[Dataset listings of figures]
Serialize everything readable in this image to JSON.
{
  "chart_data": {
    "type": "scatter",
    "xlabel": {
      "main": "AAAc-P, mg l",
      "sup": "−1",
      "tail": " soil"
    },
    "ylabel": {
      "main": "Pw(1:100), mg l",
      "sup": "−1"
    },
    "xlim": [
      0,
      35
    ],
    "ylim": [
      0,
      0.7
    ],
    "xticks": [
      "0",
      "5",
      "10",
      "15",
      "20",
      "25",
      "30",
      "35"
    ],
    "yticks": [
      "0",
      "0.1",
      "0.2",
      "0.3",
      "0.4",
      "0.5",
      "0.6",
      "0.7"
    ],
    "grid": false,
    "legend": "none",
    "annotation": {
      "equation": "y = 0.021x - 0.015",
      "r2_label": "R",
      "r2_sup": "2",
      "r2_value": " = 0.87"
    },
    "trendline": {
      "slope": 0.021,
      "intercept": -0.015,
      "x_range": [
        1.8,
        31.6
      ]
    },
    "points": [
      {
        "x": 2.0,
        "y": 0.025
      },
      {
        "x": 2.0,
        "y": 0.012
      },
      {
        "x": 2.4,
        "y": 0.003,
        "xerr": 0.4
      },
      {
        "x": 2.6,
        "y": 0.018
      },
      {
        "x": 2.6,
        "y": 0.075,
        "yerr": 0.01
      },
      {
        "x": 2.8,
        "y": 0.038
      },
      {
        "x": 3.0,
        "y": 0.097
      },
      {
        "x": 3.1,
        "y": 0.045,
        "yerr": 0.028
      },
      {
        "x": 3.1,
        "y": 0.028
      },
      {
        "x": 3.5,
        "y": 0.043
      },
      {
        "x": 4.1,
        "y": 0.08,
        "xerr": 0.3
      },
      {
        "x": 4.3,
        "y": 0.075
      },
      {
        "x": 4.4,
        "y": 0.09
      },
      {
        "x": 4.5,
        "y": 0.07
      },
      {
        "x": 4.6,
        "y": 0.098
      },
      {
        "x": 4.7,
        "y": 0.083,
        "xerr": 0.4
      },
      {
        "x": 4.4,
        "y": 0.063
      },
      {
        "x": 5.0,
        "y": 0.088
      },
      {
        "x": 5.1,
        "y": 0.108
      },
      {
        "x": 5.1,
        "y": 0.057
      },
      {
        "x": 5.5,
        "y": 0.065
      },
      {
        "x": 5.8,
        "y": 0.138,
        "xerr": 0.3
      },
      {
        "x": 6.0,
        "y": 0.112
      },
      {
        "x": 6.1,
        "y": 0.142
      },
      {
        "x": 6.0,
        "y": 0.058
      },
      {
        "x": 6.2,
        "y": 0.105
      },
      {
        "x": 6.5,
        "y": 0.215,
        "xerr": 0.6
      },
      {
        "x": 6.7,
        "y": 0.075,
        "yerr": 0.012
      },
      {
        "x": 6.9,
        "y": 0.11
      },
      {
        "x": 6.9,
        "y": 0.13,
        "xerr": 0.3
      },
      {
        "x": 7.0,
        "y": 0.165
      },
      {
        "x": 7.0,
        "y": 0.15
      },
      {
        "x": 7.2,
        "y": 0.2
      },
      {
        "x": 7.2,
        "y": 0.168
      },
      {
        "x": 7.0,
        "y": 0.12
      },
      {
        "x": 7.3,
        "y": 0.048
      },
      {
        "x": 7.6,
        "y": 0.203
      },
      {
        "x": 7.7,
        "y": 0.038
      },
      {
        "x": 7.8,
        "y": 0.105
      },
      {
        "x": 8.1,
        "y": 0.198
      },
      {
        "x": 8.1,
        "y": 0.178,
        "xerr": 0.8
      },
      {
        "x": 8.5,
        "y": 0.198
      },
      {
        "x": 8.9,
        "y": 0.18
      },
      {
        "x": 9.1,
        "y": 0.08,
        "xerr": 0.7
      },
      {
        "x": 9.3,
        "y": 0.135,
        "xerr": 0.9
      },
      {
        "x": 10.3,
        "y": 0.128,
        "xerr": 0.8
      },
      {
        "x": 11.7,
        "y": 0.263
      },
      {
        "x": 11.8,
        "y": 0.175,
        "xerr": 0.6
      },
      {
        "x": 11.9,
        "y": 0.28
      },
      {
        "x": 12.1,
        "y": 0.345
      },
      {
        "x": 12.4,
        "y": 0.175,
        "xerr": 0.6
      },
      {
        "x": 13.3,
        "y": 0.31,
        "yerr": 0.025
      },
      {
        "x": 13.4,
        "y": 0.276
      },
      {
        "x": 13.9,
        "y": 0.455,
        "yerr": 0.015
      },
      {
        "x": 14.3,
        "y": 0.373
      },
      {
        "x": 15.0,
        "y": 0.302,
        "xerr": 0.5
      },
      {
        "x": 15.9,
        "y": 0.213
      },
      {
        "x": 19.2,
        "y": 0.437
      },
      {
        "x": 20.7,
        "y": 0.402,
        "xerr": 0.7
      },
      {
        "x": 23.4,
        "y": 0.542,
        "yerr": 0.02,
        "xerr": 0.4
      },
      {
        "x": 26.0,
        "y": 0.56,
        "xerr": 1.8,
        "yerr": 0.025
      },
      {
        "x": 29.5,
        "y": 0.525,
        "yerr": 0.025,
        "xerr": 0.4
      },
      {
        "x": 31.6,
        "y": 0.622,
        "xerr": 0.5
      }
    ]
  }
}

▶ WHAT THIS TASK INVOLVES:
Exact output of every entry is required.

▶ OUTPUT OF THE TASK:
Serialize everything readable in this image to JSON.
{
  "chart_data": {
    "type": "scatter",
    "xlabel": {
      "main": "AAAc-P, mg l",
      "sup": "−1",
      "tail": " soil"
    },
    "ylabel": {
      "main": "Pw(1:100), mg l",
      "sup": "−1"
    },
    "xlim": [
      0,
      35
    ],
    "ylim": [
      0,
      0.7
    ],
    "xticks": [
      "0",
      "5",
      "10",
      "15",
      "20",
      "25",
      "30",
      "35"
    ],
    "yticks": [
      "0",
      "0.1",
      "0.2",
      "0.3",
      "0.4",
      "0.5",
      "0.6",
      "0.7"
    ],
    "grid": false,
    "legend": "none",
    "annotation": {
      "equation": "y = 0.021x - 0.015",
      "r2_label": "R",
      "r2_sup": "2",
      "r2_value": " = 0.87"
    },
    "trendline": {
      "slope": 0.021,
      "intercept": -0.015,
      "x_range": [
        1.8,
        31.6
      ]
    },
    "points": [
      {
        "x": 2.0,
        "y": 0.025
      },
      {
        "x": 2.0,
        "y": 0.012
      },
      {
        "x": 2.4,
        "y": 0.003,
        "xerr": 0.4
      },
      {
        "x": 2.6,
        "y": 0.018
      },
      {
        "x": 2.6,
        "y": 0.075,
        "yerr": 0.01
      },
      {
        "x": 2.8,
        "y": 0.038
      },
      {
        "x": 3.0,
        "y": 0.097
      },
      {
        "x": 3.1,
        "y": 0.045,
        "yerr": 0.028
      },
      {
        "x": 3.1,
        "y": 0.028
      },
      {
        "x": 3.5,
        "y": 0.043
      },
      {
        "x": 4.1,
        "y": 0.08,
        "xerr": 0.3
      },
      {
        "x": 4.3,
        "y": 0.075
      },
      {
        "x": 4.4,
        "y": 0.09
      },
      {
        "x": 4.5,
        "y": 0.07
      },
      {
        "x": 4.6,
        "y": 0.098
      },
      {
        "x": 4.7,
        "y": 0.083,
        "xerr": 0.4
      },
      {
        "x": 4.4,
        "y": 0.063
      },
      {
        "x": 5.0,
        "y": 0.088
      },
      {
        "x": 5.1,
        "y": 0.108
      },
      {
        "x": 5.1,
        "y": 0.057
      },
      {
        "x": 5.5,
        "y": 0.065
      },
      {
        "x": 5.8,
        "y": 0.138,
        "xerr": 0.3
      },
      {
        "x": 6.0,
        "y": 0.112
      },
      {
        "x": 6.1,
        "y": 0.142
      },
      {
        "x": 6.0,
        "y": 0.058
      },
      {
        "x": 6.2,
        "y": 0.105
      },
      {
        "x": 6.5,
        "y": 0.215,
        "xerr": 0.6
      },
      {
        "x": 6.7,
        "y": 0.075,
        "yerr": 0.012
      },
      {
        "x": 6.9,
        "y": 0.11
      },
      {
        "x": 6.9,
        "y": 0.13,
        "xerr": 0.3
      },
      {
        "x": 7.0,
        "y": 0.165
      },
      {
        "x": 7.0,
        "y": 0.15
      },
      {
        "x": 7.2,
        "y": 0.2
      },
      {
        "x": 7.2,
        "y": 0.168
      },
      {
        "x": 7.0,
        "y": 0.12
      },
      {
        "x": 7.3,
        "y": 0.048
      },
      {
        "x": 7.6,
        "y": 0.203
      },
      {
        "x": 7.7,
        "y": 0.038
      },
      {
        "x": 7.8,
        "y": 0.105
      },
      {
        "x": 8.1,
        "y": 0.198
      },
      {
        "x": 8.1,
        "y": 0.178,
        "xerr": 0.8
      },
      {
        "x": 8.5,
        "y": 0.198
      },
      {
        "x": 8.9,
        "y": 0.18
      },
      {
        "x": 9.1,
        "y": 0.08,
        "xerr": 0.7
      },
      {
        "x": 9.3,
        "y": 0.135,
        "xerr": 0.9
      },
      {
        "x": 10.3,
        "y": 0.128,
        "xerr": 0.8
      },
      {
        "x": 11.7,
        "y": 0.263
      },
      {
        "x": 11.8,
        "y": 0.175,
        "xerr": 0.6
      },
      {
        "x": 11.9,
        "y": 0.28
      },
      {
        "x": 12.1,
        "y": 0.345
      },
      {
        "x": 12.4,
        "y": 0.175,
        "xerr": 0.6
      },
      {
        "x": 13.3,
        "y": 0.31,
        "yerr": 0.025
      },
      {
        "x": 13.4,
        "y": 0.276
      },
      {
        "x": 13.9,
        "y": 0.455,
        "yerr": 0.015
      },
      {
        "x": 14.3,
        "y": 0.373
      },
      {
        "x": 15.0,
        "y": 0.302,
        "xerr": 0.5
      },
      {
        "x": 15.9,
        "y": 0.213
      },
      {
        "x": 19.2,
        "y": 0.437
      },
      {
        "x": 20.7,
        "y": 0.402,
        "xerr": 0.7
      },
      {
        "x": 23.4,
        "y": 0.542,
        "yerr": 0.02,
        "xerr": 0.4
      },
      {
        "x": 26.0,
        "y": 0.56,
        "xerr": 1.8,
        "yerr": 0.025
      },
      {
        "x": 29.5,
        "y": 0.525,
        "yerr": 0.025,
        "xerr": 0.4
      },
      {
        "x": 31.6,
        "y": 0.622,
        "xerr": 0.5
      }
    ]
  }
}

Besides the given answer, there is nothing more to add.